Given problem 1:
Please set down the passage of the post on scaling up costume patterns from "Posted on September" up to and including "for normal-sized people.", word for word.
Given problem 2:
Translate this sentence from the post on scaling up costume patterns into Spanish: "Seriously, why do you costumer folk love her?"

Text provided:
##############################

Posted on September 15, 2007 by Trystan
WTF

Seriously, why do you costumer folk love her? Nice books, but she made diagrams of clothing worn by mutant pygmies. Im-freakin’-possible to scale up from for real people, unless you enjoy frustration or are some kind of architectural genius.

I was seduced into thinking I might use those books for genuine costuming applications (as opposed to “ooo shiny!”) because I had such good results scaling up from Hunniset and the Tudor Tailor books. But those patterns are actually made for human beings, and, well, they’re real *patterns* not drawings of freaky antique clothing items that survived because they were too small to be worn out by people or they were bizarre examples that nobody wanted to scavenge into usable clothing for normal-sized people.

##############################

Dataset excerpts:
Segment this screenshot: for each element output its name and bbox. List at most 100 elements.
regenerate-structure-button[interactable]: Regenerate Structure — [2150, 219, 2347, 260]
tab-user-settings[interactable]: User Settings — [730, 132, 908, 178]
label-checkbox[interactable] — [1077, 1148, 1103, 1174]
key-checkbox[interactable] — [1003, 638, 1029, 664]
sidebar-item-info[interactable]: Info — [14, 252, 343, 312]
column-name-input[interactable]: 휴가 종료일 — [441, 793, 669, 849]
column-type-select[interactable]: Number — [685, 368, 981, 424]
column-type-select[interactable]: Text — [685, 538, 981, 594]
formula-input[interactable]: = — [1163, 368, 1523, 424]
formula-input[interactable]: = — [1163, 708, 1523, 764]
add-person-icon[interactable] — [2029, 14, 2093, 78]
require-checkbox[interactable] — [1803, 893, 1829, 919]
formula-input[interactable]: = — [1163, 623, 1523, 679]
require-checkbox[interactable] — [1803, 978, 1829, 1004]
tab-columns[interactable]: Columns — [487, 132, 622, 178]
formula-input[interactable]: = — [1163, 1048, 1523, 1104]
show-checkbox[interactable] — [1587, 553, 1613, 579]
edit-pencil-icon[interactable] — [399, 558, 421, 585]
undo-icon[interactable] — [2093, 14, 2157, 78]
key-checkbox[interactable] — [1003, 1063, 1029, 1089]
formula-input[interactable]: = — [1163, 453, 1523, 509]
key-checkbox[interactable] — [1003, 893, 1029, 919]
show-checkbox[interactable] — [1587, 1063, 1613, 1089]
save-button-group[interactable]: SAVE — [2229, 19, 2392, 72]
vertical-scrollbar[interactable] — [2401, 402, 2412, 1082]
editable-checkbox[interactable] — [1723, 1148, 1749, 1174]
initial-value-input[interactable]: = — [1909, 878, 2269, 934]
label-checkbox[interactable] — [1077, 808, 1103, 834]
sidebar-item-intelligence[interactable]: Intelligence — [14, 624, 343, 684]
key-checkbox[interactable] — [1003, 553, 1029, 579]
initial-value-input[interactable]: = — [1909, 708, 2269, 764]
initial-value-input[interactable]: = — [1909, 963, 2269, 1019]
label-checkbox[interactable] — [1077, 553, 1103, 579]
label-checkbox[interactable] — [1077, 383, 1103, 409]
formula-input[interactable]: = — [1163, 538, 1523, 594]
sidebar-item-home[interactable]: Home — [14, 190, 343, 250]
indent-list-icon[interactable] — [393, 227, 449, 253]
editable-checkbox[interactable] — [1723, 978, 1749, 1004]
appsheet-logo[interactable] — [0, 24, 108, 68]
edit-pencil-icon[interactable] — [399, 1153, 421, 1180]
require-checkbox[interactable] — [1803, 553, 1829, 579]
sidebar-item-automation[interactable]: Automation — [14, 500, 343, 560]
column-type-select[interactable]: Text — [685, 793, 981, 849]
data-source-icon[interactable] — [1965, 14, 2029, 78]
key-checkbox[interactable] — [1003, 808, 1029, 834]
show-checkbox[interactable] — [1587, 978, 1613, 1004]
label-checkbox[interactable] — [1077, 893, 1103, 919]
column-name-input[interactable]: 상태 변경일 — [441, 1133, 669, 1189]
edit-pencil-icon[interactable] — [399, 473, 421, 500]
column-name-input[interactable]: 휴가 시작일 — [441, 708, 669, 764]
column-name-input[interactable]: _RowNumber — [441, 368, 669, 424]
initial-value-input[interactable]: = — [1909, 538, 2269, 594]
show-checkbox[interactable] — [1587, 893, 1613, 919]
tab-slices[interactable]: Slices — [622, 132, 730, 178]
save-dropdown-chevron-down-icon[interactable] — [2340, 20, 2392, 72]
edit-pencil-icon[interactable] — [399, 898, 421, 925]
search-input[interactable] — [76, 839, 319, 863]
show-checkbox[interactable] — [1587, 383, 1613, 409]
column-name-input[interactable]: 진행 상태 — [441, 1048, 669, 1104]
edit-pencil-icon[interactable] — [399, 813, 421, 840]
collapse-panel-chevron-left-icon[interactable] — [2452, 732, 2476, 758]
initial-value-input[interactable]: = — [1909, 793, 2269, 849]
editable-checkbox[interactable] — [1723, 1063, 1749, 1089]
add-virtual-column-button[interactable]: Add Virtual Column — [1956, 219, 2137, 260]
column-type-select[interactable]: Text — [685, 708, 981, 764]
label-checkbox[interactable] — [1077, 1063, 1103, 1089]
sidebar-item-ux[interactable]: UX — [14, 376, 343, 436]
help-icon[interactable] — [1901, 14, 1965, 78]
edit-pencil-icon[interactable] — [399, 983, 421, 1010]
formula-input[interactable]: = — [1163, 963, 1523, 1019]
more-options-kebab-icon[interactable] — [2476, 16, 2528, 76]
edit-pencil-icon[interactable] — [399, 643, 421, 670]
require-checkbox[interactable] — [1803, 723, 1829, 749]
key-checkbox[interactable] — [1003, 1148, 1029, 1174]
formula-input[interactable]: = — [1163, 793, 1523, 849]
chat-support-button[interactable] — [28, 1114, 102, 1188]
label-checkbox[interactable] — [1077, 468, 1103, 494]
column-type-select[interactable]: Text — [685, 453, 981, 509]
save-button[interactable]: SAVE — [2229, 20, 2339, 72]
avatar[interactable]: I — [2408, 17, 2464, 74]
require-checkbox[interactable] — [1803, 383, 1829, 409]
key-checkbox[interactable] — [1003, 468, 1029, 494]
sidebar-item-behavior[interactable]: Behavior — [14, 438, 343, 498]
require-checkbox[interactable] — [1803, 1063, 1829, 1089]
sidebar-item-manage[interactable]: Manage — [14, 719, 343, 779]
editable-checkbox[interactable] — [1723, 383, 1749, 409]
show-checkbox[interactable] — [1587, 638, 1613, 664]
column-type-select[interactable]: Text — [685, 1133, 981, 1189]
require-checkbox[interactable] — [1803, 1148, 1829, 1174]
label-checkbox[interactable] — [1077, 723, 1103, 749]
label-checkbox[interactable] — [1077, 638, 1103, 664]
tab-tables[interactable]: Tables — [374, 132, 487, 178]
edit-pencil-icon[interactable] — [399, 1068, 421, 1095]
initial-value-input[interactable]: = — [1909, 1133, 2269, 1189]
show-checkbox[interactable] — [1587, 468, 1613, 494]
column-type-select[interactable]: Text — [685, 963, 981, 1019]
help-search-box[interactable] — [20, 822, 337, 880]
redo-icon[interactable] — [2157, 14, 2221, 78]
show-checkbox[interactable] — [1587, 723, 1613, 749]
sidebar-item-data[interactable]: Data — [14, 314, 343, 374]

##############################

Task solution 1:
Posted on September 15, 2007 by Trystan
WTF

Seriously, why do you costumer folk love her? Nice books, but she made diagrams of clothing worn by mutant pygmies. Im-freakin’-possible to scale up from for real people, unless you enjoy frustration or are some kind of architectural genius.

I was seduced into thinking I might use those books for genuine costuming applications (as opposed to “ooo shiny!”) because I had such good results scaling up from Hunniset and the Tudor Tailor books. But those patterns are actually made for human beings, and, well, they’re real *patterns* not drawings of freaky antique clothing items that survived because they were too small to be worn out by people or they were bizarre examples that nobody wanted to scavenge into usable clothing for normal-sized people.

Task solution 2:
En serio, ¿por qué ustedes, los vestuaristas, la adoran?